# WORK INSTRUCTIONS:
Write out all of the data without omission, exactly as shown.

(Saved data entries)
──────────

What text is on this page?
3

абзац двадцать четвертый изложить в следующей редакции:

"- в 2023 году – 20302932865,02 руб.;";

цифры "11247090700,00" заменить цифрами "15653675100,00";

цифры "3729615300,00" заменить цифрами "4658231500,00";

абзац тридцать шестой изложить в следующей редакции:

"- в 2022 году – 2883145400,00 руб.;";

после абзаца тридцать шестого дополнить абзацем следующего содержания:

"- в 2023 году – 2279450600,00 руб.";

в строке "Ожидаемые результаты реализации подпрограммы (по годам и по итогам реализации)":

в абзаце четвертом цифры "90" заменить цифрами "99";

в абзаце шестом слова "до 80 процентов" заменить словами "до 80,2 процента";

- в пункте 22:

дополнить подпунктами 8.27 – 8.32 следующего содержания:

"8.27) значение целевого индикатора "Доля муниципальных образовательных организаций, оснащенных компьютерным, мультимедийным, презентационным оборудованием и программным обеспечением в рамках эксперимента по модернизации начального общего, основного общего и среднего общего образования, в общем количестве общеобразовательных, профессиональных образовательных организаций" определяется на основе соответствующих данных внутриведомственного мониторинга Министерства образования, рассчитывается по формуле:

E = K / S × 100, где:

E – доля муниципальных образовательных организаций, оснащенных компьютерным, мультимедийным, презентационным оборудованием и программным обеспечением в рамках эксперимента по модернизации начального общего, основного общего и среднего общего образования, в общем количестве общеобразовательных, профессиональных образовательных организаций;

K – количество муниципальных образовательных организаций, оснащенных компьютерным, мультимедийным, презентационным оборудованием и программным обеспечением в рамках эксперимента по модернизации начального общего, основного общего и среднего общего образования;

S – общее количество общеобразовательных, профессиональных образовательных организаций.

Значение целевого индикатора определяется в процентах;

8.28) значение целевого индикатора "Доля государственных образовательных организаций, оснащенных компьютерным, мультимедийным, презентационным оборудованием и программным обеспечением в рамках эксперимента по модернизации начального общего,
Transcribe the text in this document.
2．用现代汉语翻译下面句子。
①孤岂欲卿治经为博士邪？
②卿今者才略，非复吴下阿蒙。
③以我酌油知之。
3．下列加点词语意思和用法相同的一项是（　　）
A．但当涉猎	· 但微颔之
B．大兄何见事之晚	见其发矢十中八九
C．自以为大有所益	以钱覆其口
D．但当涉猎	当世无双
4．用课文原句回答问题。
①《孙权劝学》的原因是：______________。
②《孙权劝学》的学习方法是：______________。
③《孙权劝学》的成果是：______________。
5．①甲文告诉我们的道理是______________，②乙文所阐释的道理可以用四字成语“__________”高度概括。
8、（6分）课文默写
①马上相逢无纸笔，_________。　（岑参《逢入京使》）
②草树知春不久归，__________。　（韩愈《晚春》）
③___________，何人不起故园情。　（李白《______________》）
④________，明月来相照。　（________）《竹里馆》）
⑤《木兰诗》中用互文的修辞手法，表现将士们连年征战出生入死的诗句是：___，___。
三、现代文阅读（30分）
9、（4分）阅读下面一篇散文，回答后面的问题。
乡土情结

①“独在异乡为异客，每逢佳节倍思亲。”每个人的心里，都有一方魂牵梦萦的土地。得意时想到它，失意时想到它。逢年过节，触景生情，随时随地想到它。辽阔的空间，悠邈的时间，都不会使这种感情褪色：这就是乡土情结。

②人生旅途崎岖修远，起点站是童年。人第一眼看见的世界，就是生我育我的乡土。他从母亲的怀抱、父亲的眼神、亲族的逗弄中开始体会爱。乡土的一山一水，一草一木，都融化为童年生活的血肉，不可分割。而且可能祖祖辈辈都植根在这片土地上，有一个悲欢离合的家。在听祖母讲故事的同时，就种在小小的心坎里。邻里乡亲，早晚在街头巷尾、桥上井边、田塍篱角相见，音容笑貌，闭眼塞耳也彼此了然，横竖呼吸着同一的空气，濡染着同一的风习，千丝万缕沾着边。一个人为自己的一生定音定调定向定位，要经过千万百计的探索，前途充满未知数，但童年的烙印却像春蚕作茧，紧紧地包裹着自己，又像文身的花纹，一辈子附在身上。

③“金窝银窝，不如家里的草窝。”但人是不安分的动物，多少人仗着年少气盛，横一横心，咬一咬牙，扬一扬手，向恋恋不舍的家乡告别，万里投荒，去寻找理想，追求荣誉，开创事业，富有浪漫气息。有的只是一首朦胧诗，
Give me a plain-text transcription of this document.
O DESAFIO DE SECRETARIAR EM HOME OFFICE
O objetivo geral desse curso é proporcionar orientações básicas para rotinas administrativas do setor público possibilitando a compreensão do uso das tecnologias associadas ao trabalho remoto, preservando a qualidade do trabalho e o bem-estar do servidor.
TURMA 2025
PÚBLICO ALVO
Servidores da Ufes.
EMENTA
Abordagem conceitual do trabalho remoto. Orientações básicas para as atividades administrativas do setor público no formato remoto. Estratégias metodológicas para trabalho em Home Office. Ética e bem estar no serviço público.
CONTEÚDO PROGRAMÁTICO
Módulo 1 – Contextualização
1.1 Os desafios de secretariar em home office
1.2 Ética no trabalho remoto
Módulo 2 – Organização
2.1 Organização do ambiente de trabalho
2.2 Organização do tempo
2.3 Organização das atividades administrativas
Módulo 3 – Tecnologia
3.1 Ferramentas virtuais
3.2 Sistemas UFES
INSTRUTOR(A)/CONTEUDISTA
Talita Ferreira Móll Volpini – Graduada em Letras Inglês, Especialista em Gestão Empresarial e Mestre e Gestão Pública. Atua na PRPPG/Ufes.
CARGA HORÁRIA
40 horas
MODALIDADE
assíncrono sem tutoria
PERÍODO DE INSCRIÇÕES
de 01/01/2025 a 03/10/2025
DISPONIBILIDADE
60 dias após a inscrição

──────────

# PROBLEM SOLUTION:
What text is on this page?
3

абзац двадцать четвертый изложить в следующей редакции:

"- в 2023 году – 20302932865,02 руб.;";

цифры "11247090700,00" заменить цифрами "15653675100,00";

цифры "3729615300,00" заменить цифрами "4658231500,00";

абзац тридцать шестой изложить в следующей редакции:

"- в 2022 году – 2883145400,00 руб.;";

после абзаца тридцать шестого дополнить абзацем следующего содержания:

"- в 2023 году – 2279450600,00 руб.";

в строке "Ожидаемые результаты реализации подпрограммы (по годам и по итогам реализации)":

в абзаце четвертом цифры "90" заменить цифрами "99";

в абзаце шестом слова "до 80 процентов" заменить словами "до 80,2 процента";

- в пункте 22:

дополнить подпунктами 8.27 – 8.32 следующего содержания:

"8.27) значение целевого индикатора "Доля муниципальных образовательных организаций, оснащенных компьютерным, мультимедийным, презентационным оборудованием и программным обеспечением в рамках эксперимента по модернизации начального общего, основного общего и среднего общего образования, в общем количестве общеобразовательных, профессиональных образовательных организаций" определяется на основе соответствующих данных внутриведомственного мониторинга Министерства образования, рассчитывается по формуле:

E = K / S × 100, где:

E – доля муниципальных образовательных организаций, оснащенных компьютерным, мультимедийным, презентационным оборудованием и программным обеспечением в рамках эксперимента по модернизации начального общего, основного общего и среднего общего образования, в общем количестве общеобразовательных, профессиональных образовательных организаций;

K – количество муниципальных образовательных организаций, оснащенных компьютерным, мультимедийным, презентационным оборудованием и программным обеспечением в рамках эксперимента по модернизации начального общего, основного общего и среднего общего образования;

S – общее количество общеобразовательных, профессиональных образовательных организаций.

Значение целевого индикатора определяется в процентах;

8.28) значение целевого индикатора "Доля государственных образовательных организаций, оснащенных компьютерным, мультимедийным, презентационным оборудованием и программным обеспечением в рамках эксперимента по модернизации начального общего,
Transcribe the text in this document.
2．用现代汉语翻译下面句子。
①孤岂欲卿治经为博士邪？
②卿今者才略，非复吴下阿蒙。
③以我酌油知之。
3．下列加点词语意思和用法相同的一项是（　　）
A．但当涉猎	· 但微颔之
B．大兄何见事之晚	见其发矢十中八九
C．自以为大有所益	以钱覆其口
D．但当涉猎	当世无双
4．用课文原句回答问题。
①《孙权劝学》的原因是：______________。
②《孙权劝学》的学习方法是：______________。
③《孙权劝学》的成果是：______________。
5．①甲文告诉我们的道理是______________，②乙文所阐释的道理可以用四字成语“__________”高度概括。
8、（6分）课文默写
①马上相逢无纸笔，_________。　（岑参《逢入京使》）
②草树知春不久归，__________。　（韩愈《晚春》）
③___________，何人不起故园情。　（李白《______________》）
④________，明月来相照。　（________）《竹里馆》）
⑤《木兰诗》中用互文的修辞手法，表现将士们连年征战出生入死的诗句是：___，___。
三、现代文阅读（30分）
9、（4分）阅读下面一篇散文，回答后面的问题。
乡土情结

①“独在异乡为异客，每逢佳节倍思亲。”每个人的心里，都有一方魂牵梦萦的土地。得意时想到它，失意时想到它。逢年过节，触景生情，随时随地想到它。辽阔的空间，悠邈的时间，都不会使这种感情褪色：这就是乡土情结。

②人生旅途崎岖修远，起点站是童年。人第一眼看见的世界，就是生我育我的乡土。他从母亲的怀抱、父亲的眼神、亲族的逗弄中开始体会爱。乡土的一山一水，一草一木，都融化为童年生活的血肉，不可分割。而且可能祖祖辈辈都植根在这片土地上，有一个悲欢离合的家。在听祖母讲故事的同时，就种在小小的心坎里。邻里乡亲，早晚在街头巷尾、桥上井边、田塍篱角相见，音容笑貌，闭眼塞耳也彼此了然，横竖呼吸着同一的空气，濡染着同一的风习，千丝万缕沾着边。一个人为自己的一生定音定调定向定位，要经过千万百计的探索，前途充满未知数，但童年的烙印却像春蚕作茧，紧紧地包裹着自己，又像文身的花纹，一辈子附在身上。

③“金窝银窝，不如家里的草窝。”但人是不安分的动物，多少人仗着年少气盛，横一横心，咬一咬牙，扬一扬手，向恋恋不舍的家乡告别，万里投荒，去寻找理想，追求荣誉，开创事业，富有浪漫气息。有的只是一首朦胧诗，
Give me a plain-text transcription of this document.
O DESAFIO DE SECRETARIAR EM HOME OFFICE
O objetivo geral desse curso é proporcionar orientações básicas para rotinas administrativas do setor público possibilitando a compreensão do uso das tecnologias associadas ao trabalho remoto, preservando a qualidade do trabalho e o bem-estar do servidor.
TURMA 2025
PÚBLICO ALVO
Servidores da Ufes.
EMENTA
Abordagem conceitual do trabalho remoto. Orientações básicas para as atividades administrativas do setor público no formato remoto. Estratégias metodológicas para trabalho em Home Office. Ética e bem estar no serviço público.
CONTEÚDO PROGRAMÁTICO
Módulo 1 – Contextualização
1.1 Os desafios de secretariar em home office
1.2 Ética no trabalho remoto
Módulo 2 – Organização
2.1 Organização do ambiente de trabalho
2.2 Organização do tempo
2.3 Organização das atividades administrativas
Módulo 3 – Tecnologia
3.1 Ferramentas virtuais
3.2 Sistemas UFES
INSTRUTOR(A)/CONTEUDISTA
Talita Ferreira Móll Volpini – Graduada em Letras Inglês, Especialista em Gestão Empresarial e Mestre e Gestão Pública. Atua na PRPPG/Ufes.
CARGA HORÁRIA
40 horas
MODALIDADE
assíncrono sem tutoria
PERÍODO DE INSCRIÇÕES
de 01/01/2025 a 03/10/2025
DISPONIBILIDADE
60 dias após a inscrição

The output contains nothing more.